#### Records provided
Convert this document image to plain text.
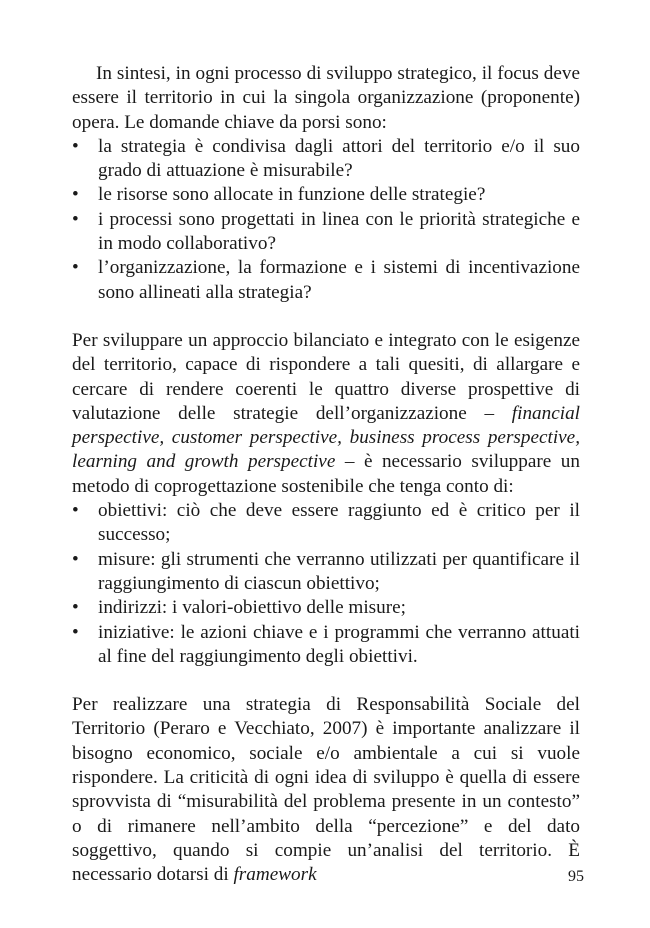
In sintesi, in ogni processo di sviluppo strategico, il focus deve essere il territorio in cui la singola organizzazione (proponente) opera. Le domande chiave da porsi sono:

• la strategia è condivisa dagli attori del territorio e/o il suo grado di attuazione è misurabile?
• le risorse sono allocate in funzione delle strategie?
• i processi sono progettati in linea con le priorità strategiche e in modo collaborativo?
• l’organizzazione, la formazione e i sistemi di incentivazione sono allineati alla strategia?

Per sviluppare un approccio bilanciato e integrato con le esigenze del territorio, capace di rispondere a tali quesiti, di allargare e cercare di rendere coerenti le quattro diverse prospettive di valutazione delle strategie dell’organizzazione – financial perspective, customer perspective, business process perspective, learning and growth perspective – è necessario sviluppare un metodo di coprogettazione sostenibile che tenga conto di:

• obiettivi: ciò che deve essere raggiunto ed è critico per il successo;
• misure: gli strumenti che verranno utilizzati per quantificare il raggiungimento di ciascun obiettivo;
• indirizzi: i valori-obiettivo delle misure;
• iniziative: le azioni chiave e i programmi che verranno attuati al fine del raggiungimento degli obiettivi.

Per realizzare una strategia di Responsabilità Sociale del Territorio (Peraro e Vecchiato, 2007) è importante analizzare il bisogno economico, sociale e/o ambientale a cui si vuole rispondere. La criticità di ogni idea di sviluppo è quella di essere sprovvista di “misurabilità del problema presente in un contesto” o di rimanere nell’ambito della “percezione” e del dato soggettivo, quando si compie un’analisi del territorio. È necessario dotarsi di framework	95
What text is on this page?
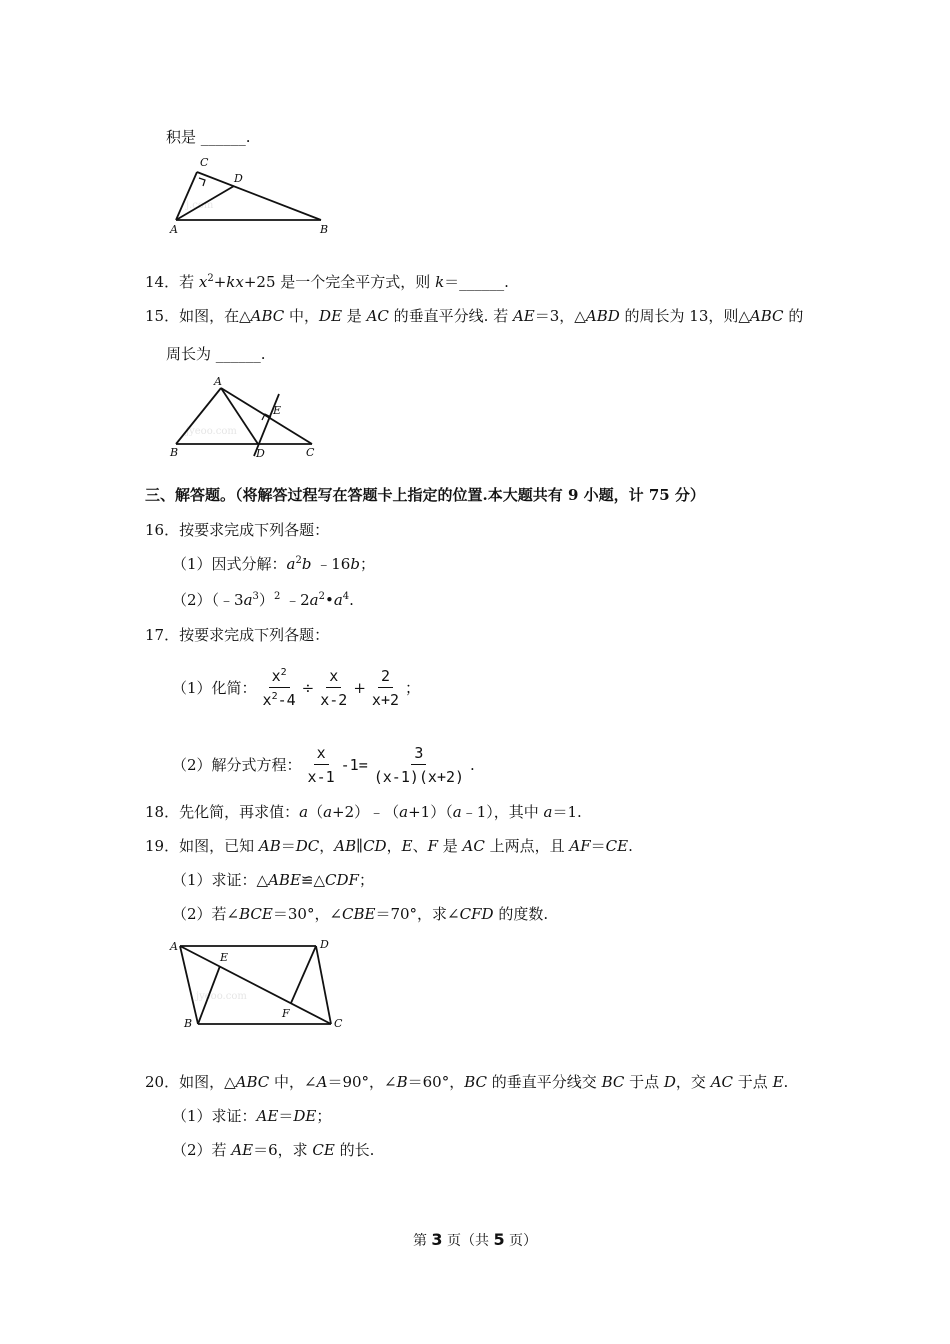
积是 ______.
j.com
C
D
A	B
14．若 $x^2+kx+25$ 是一个完全平方式，则 k＝______.
15．如图，在△ABC 中，DE 是 AC 的垂直平分线. 若 AE＝3，△ABD 的周长为 13，则△ABC 的
周长为 ______.
jyeoo.com
A
E
B	D	C
三、解答题。（将解答过程写在答题卡上指定的位置.本大题共有 9 小题，计 75 分）
16．按要求完成下列各题：
（1）因式分解：$a^2b$ ﹣16b；
$(2)(﹣3a^3)^2$ $﹣2a^2•a^4$.
17．按要求完成下列各题：
（1）化简： $\frac{x^2}{x^2-4} \div \frac{x}{x-2} + \frac{2}{x+2}$ ；
（2）解分式方程： $\frac{x}{x-1} -1= \frac{3}{(x-1)(x+2)}$ .
18．先化简，再求值：a（a+2）﹣（a+1）（a﹣1），其中 a＝1.
19．如图，已知 AB＝DC，AB∥CD，E、F 是 AC 上两点，且 AF＝CE.
（1）求证：△ABE≌△CDF；
（2）若∠BCE＝30°，∠CBE＝70°，求∠CFD 的度数.
jyeoo.com
A	D
E
F
B	C
20．如图，△ABC 中，∠A＝90°，∠B＝60°，BC 的垂直平分线交 BC 于点 D，交 AC 于点 E.
（1）求证：AE＝DE；
（2）若 AE＝6，求 CE 的长.
第 3 页（共 5 页）
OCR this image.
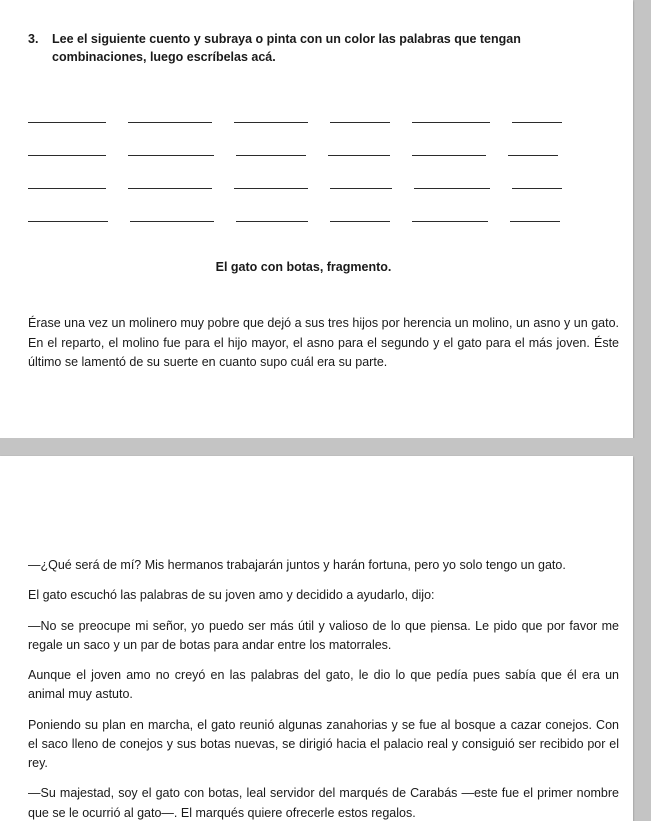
3.	Lee el siguiente cuento y subraya o pinta con un color las palabras que tengan combinaciones, luego escríbelas acá.
El gato con botas, fragmento.

Érase una vez un molinero muy pobre que dejó a sus tres hijos por herencia un molino, un asno y un gato. En el reparto, el molino fue para el hijo mayor, el asno para el segundo y el gato para el más joven. Éste último se lamentó de su suerte en cuanto supo cuál era su parte.

—¿Qué será de mí? Mis hermanos trabajarán juntos y harán fortuna, pero yo solo tengo un gato.

El gato escuchó las palabras de su joven amo y decidido a ayudarlo, dijo:

—No se preocupe mi señor, yo puedo ser más útil y valioso de lo que piensa. Le pido que por favor me regale un saco y un par de botas para andar entre los matorrales.

Aunque el joven amo no creyó en las palabras del gato, le dio lo que pedía pues sabía que él era un animal muy astuto.

Poniendo su plan en marcha, el gato reunió algunas zanahorias y se fue al bosque a cazar conejos. Con el saco lleno de conejos y sus botas nuevas, se dirigió hacia el palacio real y consiguió ser recibido por el rey.

—Su majestad, soy el gato con botas, leal servidor del marqués de Carabás —este fue el primer nombre que se le ocurrió al gato—. El marqués quiere ofrecerle estos regalos.
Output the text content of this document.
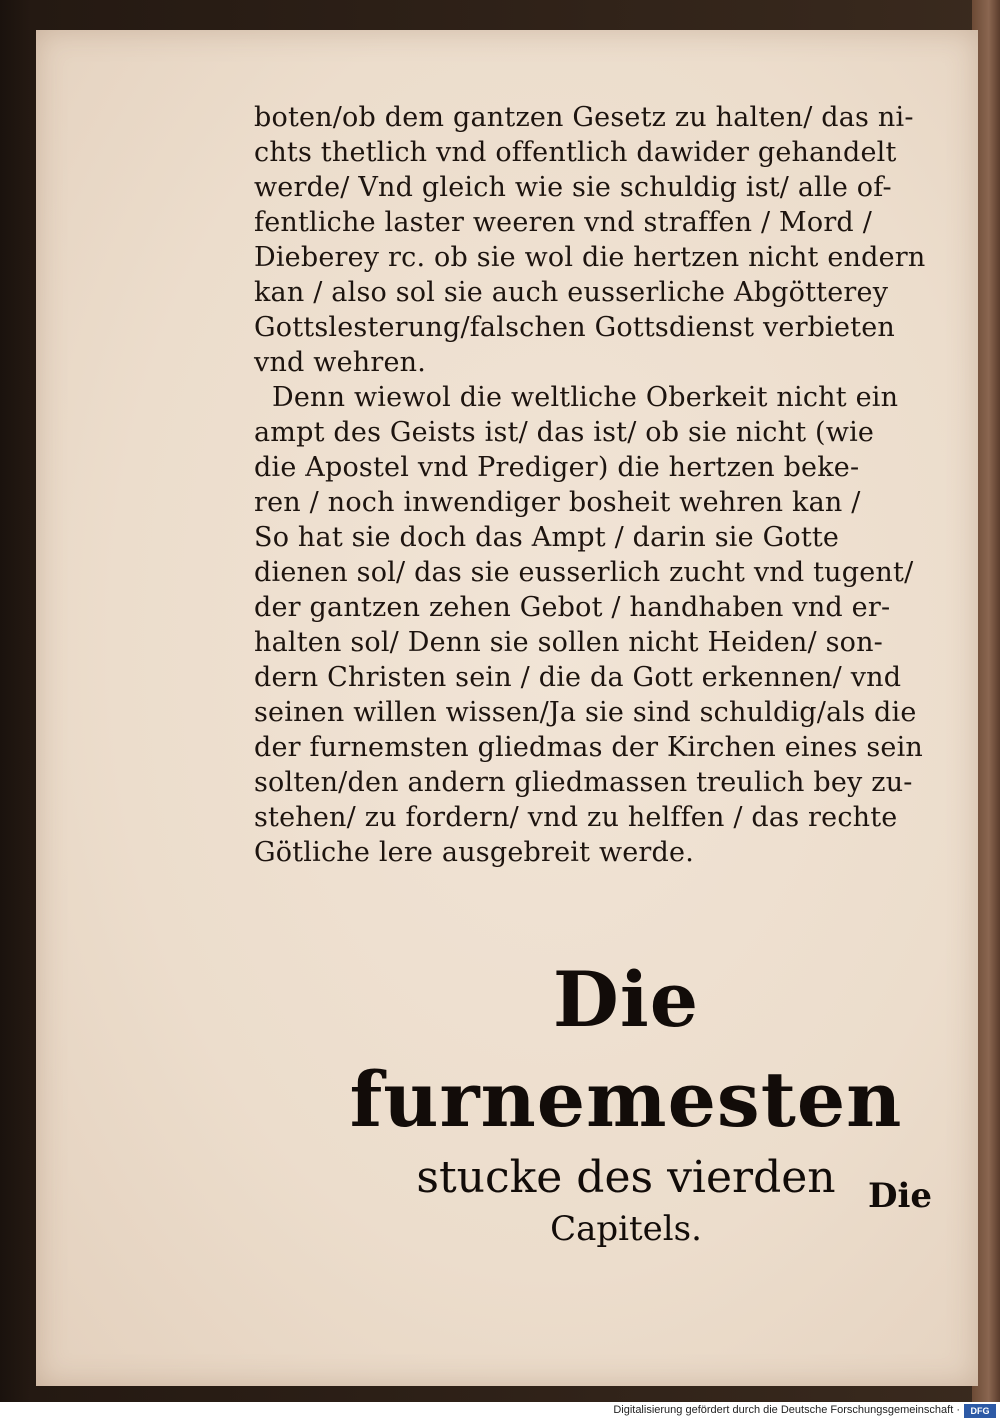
boten/ob dem gantzen Gesetz zu halten/ das ni-
chts thetlich vnd offentlich dawider gehandelt
werde/ Vnd gleich wie sie schuldig ist/ alle of-
fentliche laster weeren vnd straffen / Mord /
Dieberey rc. ob sie wol die hertzen nicht endern
kan / also sol sie auch eusserliche Abgötterey
Gottslesterung/falschen Gottsdienst verbieten
vnd wehren.
Denn wiewol die weltliche Oberkeit nicht ein
ampt des Geists ist/ das ist/ ob sie nicht (wie
die Apostel vnd Prediger) die hertzen beke-
ren / noch inwendiger bosheit wehren kan /
So hat sie doch das Ampt / darin sie Gotte
dienen sol/ das sie eusserlich zucht vnd tugent/
der gantzen zehen Gebot / handhaben vnd er-
halten sol/ Denn sie sollen nicht Heiden/ son-
dern Christen sein / die da Gott erkennen/ vnd
seinen willen wissen/Ja sie sind schuldig/als die
der furnemsten gliedmas der Kirchen eines sein
solten/den andern gliedmassen treulich bey zu-
stehen/ zu fordern/ vnd zu helffen / das rechte
Götliche lere ausgebreit werde.
Die furnemesten
stucke des vierden
Capitels.
Die
Digitalisierung gefördert durch die Deutsche Forschungsgemeinschaft ·	DFG
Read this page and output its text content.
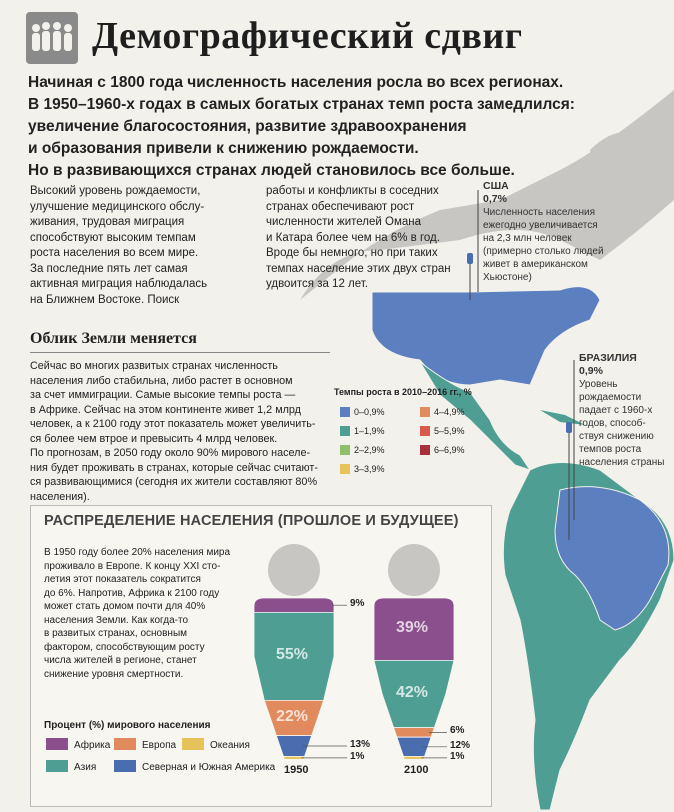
Демографический сдвиг
Начиная с 1800 года численность населения росла во всех регионах.
В 1950–1960-х годах в самых богатых странах темп роста замедлился:
увеличение благосостояния, развитие здравоохранения
и образования привели к снижению рождаемости.
Но в развивающихся странах людей становилось все больше.
Высокий уровень рождаемости,
улучшение медицинского обслу-
живания, трудовая миграция
способствуют высоким темпам
роста населения во всем мире.
За последние пять лет самая
активная миграция наблюдалась
на Ближнем Востоке. Поиск
работы и конфликты в соседних
странах обеспечивают рост
численности жителей Омана
и Катара более чем на 6% в год.
Вроде бы немного, но при таких
темпах население этих двух стран
удвоится за 12 лет.
США
0,7%
Численность населения
ежегодно увеличивается
на 2,3 млн человек
(примерно столько людей
живет в американском
Хьюстоне)
БРАЗИЛИЯ
0,9%
Уровень
рождаемости
падает с 1960-х
годов, способ-
ствуя снижению
темпов роста
населения страны
Облик Земли меняется
Сейчас во многих развитых странах численность
населения либо стабильна, либо растет в основном
за счет иммиграции. Самые высокие темпы роста —
в Африке. Сейчас на этом континенте живет 1,2 млрд
человек, а к 2100 году этот показатель может увеличить-
ся более чем втрое и превысить 4 млрд человек.
По прогнозам, в 2050 году около 90% мирового населе-
ния будет проживать в странах, которые сейчас считают-
ся развивающимися (сегодня их жители составляют 80%
населения).
Темпы роста в 2010–2016 гг., %
0–0,9%
1–1,9%
2–2,9%
3–3,9%
4–4,9%
5–5,9%
6–6,9%
РАСПРЕДЕЛЕНИЕ НАСЕЛЕНИЯ (ПРОШЛОЕ И БУДУЩЕЕ)
В 1950 году более 20% населения мира
проживало в Европе. К концу XXI сто-
летия этот показатель сократится
до 6%. Напротив, Африка к 2100 году
может стать домом почти для 40%
населения Земли. Как когда-то
в развитых странах, основным
фактором, способствующим росту
числа жителей в регионе, станет
снижение уровня смертности.
9%
55%
22%
13%
1%
39%
42%
6%
12%
1%
Процент (%) мирового населения
Африка	Европа	Океания
Азия	Северная и Южная Америка 1950	2100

#### Brief
Each line of the material must be retyped exactly, except that images are omitted.

#### Output of the task
Convert this document image to plain text.
In sintesi, in ogni processo di sviluppo strategico, il focus deve essere il territorio in cui la singola organizzazione (proponente) opera. Le domande chiave da porsi sono:

• la strategia è condivisa dagli attori del territorio e/o il suo grado di attuazione è misurabile?
• le risorse sono allocate in funzione delle strategie?
• i processi sono progettati in linea con le priorità strategiche e in modo collaborativo?
• l’organizzazione, la formazione e i sistemi di incentivazione sono allineati alla strategia?

Per sviluppare un approccio bilanciato e integrato con le esigenze del territorio, capace di rispondere a tali quesiti, di allargare e cercare di rendere coerenti le quattro diverse prospettive di valutazione delle strategie dell’organizzazione – financial perspective, customer perspective, business process perspective, learning and growth perspective – è necessario sviluppare un metodo di coprogettazione sostenibile che tenga conto di:

• obiettivi: ciò che deve essere raggiunto ed è critico per il successo;
• misure: gli strumenti che verranno utilizzati per quantificare il raggiungimento di ciascun obiettivo;
• indirizzi: i valori-obiettivo delle misure;
• iniziative: le azioni chiave e i programmi che verranno attuati al fine del raggiungimento degli obiettivi.

Per realizzare una strategia di Responsabilità Sociale del Territorio (Peraro e Vecchiato, 2007) è importante analizzare il bisogno economico, sociale e/o ambientale a cui si vuole rispondere. La criticità di ogni idea di sviluppo è quella di essere sprovvista di “misurabilità del problema presente in un contesto” o di rimanere nell’ambito della “percezione” e del dato soggettivo, quando si compie un’analisi del territorio. È necessario dotarsi di framework	95
What text is on this page?
积是 ______.
j.com
C
D
A	B
14．若 $x^2+kx+25$ 是一个完全平方式，则 k＝______.
15．如图，在△ABC 中，DE 是 AC 的垂直平分线. 若 AE＝3，△ABD 的周长为 13，则△ABC 的
周长为 ______.
jyeoo.com
A
E
B	D	C
三、解答题。（将解答过程写在答题卡上指定的位置.本大题共有 9 小题，计 75 分）
16．按要求完成下列各题：
（1）因式分解：$a^2b$ ﹣16b；
$(2)(﹣3a^3)^2$ $﹣2a^2•a^4$.
17．按要求完成下列各题：
（1）化简： $\frac{x^2}{x^2-4} \div \frac{x}{x-2} + \frac{2}{x+2}$ ；
（2）解分式方程： $\frac{x}{x-1} -1= \frac{3}{(x-1)(x+2)}$ .
18．先化简，再求值：a（a+2）﹣（a+1）（a﹣1），其中 a＝1.
19．如图，已知 AB＝DC，AB∥CD，E、F 是 AC 上两点，且 AF＝CE.
（1）求证：△ABE≌△CDF；
（2）若∠BCE＝30°，∠CBE＝70°，求∠CFD 的度数.
jyeoo.com
A	D
E
F
B	C
20．如图，△ABC 中，∠A＝90°，∠B＝60°，BC 的垂直平分线交 BC 于点 D，交 AC 于点 E.
（1）求证：AE＝DE；
（2）若 AE＝6，求 CE 的长.
第 3 页（共 5 页）
OCR this image.
3.	Lee el siguiente cuento y subraya o pinta con un color las palabras que tengan combinaciones, luego escríbelas acá.
El gato con botas, fragmento.

Érase una vez un molinero muy pobre que dejó a sus tres hijos por herencia un molino, un asno y un gato. En el reparto, el molino fue para el hijo mayor, el asno para el segundo y el gato para el más joven. Éste último se lamentó de su suerte en cuanto supo cuál era su parte.

—¿Qué será de mí? Mis hermanos trabajarán juntos y harán fortuna, pero yo solo tengo un gato.

El gato escuchó las palabras de su joven amo y decidido a ayudarlo, dijo:

—No se preocupe mi señor, yo puedo ser más útil y valioso de lo que piensa. Le pido que por favor me regale un saco y un par de botas para andar entre los matorrales.

Aunque el joven amo no creyó en las palabras del gato, le dio lo que pedía pues sabía que él era un animal muy astuto.

Poniendo su plan en marcha, el gato reunió algunas zanahorias y se fue al bosque a cazar conejos. Con el saco lleno de conejos y sus botas nuevas, se dirigió hacia el palacio real y consiguió ser recibido por el rey.

—Su majestad, soy el gato con botas, leal servidor del marqués de Carabás —este fue el primer nombre que se le ocurrió al gato—. El marqués quiere ofrecerle estos regalos.
Output the text content of this document.
boten/ob dem gantzen Gesetz zu halten/ das ni-
chts thetlich vnd offentlich dawider gehandelt
werde/ Vnd gleich wie sie schuldig ist/ alle of-
fentliche laster weeren vnd straffen / Mord /
Dieberey rc. ob sie wol die hertzen nicht endern
kan / also sol sie auch eusserliche Abgötterey
Gottslesterung/falschen Gottsdienst verbieten
vnd wehren.
Denn wiewol die weltliche Oberkeit nicht ein
ampt des Geists ist/ das ist/ ob sie nicht (wie
die Apostel vnd Prediger) die hertzen beke-
ren / noch inwendiger bosheit wehren kan /
So hat sie doch das Ampt / darin sie Gotte
dienen sol/ das sie eusserlich zucht vnd tugent/
der gantzen zehen Gebot / handhaben vnd er-
halten sol/ Denn sie sollen nicht Heiden/ son-
dern Christen sein / die da Gott erkennen/ vnd
seinen willen wissen/Ja sie sind schuldig/als die
der furnemsten gliedmas der Kirchen eines sein
solten/den andern gliedmassen treulich bey zu-
stehen/ zu fordern/ vnd zu helffen / das rechte
Götliche lere ausgebreit werde.
Die furnemesten
stucke des vierden
Capitels.
Die
Digitalisierung gefördert durch die Deutsche Forschungsgemeinschaft ·	DFG
Read this page and output its text content.
Демографический сдвиг
Начиная с 1800 года численность населения росла во всех регионах.
В 1950–1960-х годах в самых богатых странах темп роста замедлился:
увеличение благосостояния, развитие здравоохранения
и образования привели к снижению рождаемости.
Но в развивающихся странах людей становилось все больше.
Высокий уровень рождаемости,
улучшение медицинского обслу-
живания, трудовая миграция
способствуют высоким темпам
роста населения во всем мире.
За последние пять лет самая
активная миграция наблюдалась
на Ближнем Востоке. Поиск
работы и конфликты в соседних
странах обеспечивают рост
численности жителей Омана
и Катара более чем на 6% в год.
Вроде бы немного, но при таких
темпах население этих двух стран
удвоится за 12 лет.
США
0,7%
Численность населения
ежегодно увеличивается
на 2,3 млн человек
(примерно столько людей
живет в американском
Хьюстоне)
БРАЗИЛИЯ
0,9%
Уровень
рождаемости
падает с 1960-х
годов, способ-
ствуя снижению
темпов роста
населения страны
Облик Земли меняется
Сейчас во многих развитых странах численность
населения либо стабильна, либо растет в основном
за счет иммиграции. Самые высокие темпы роста —
в Африке. Сейчас на этом континенте живет 1,2 млрд
человек, а к 2100 году этот показатель может увеличить-
ся более чем втрое и превысить 4 млрд человек.
По прогнозам, в 2050 году около 90% мирового населе-
ния будет проживать в странах, которые сейчас считают-
ся развивающимися (сегодня их жители составляют 80%
населения).
Темпы роста в 2010–2016 гг., %
0–0,9%
1–1,9%
2–2,9%
3–3,9%
4–4,9%
5–5,9%
6–6,9%
РАСПРЕДЕЛЕНИЕ НАСЕЛЕНИЯ (ПРОШЛОЕ И БУДУЩЕЕ)
В 1950 году более 20% населения мира
проживало в Европе. К концу XXI сто-
летия этот показатель сократится
до 6%. Напротив, Африка к 2100 году
может стать домом почти для 40%
населения Земли. Как когда-то
в развитых странах, основным
фактором, способствующим росту
числа жителей в регионе, станет
снижение уровня смертности.
9%
55%
22%
13%
1%
39%
42%
6%
12%
1%
Процент (%) мирового населения
Африка	Европа	Океания
Азия	Северная и Южная Америка 1950	2100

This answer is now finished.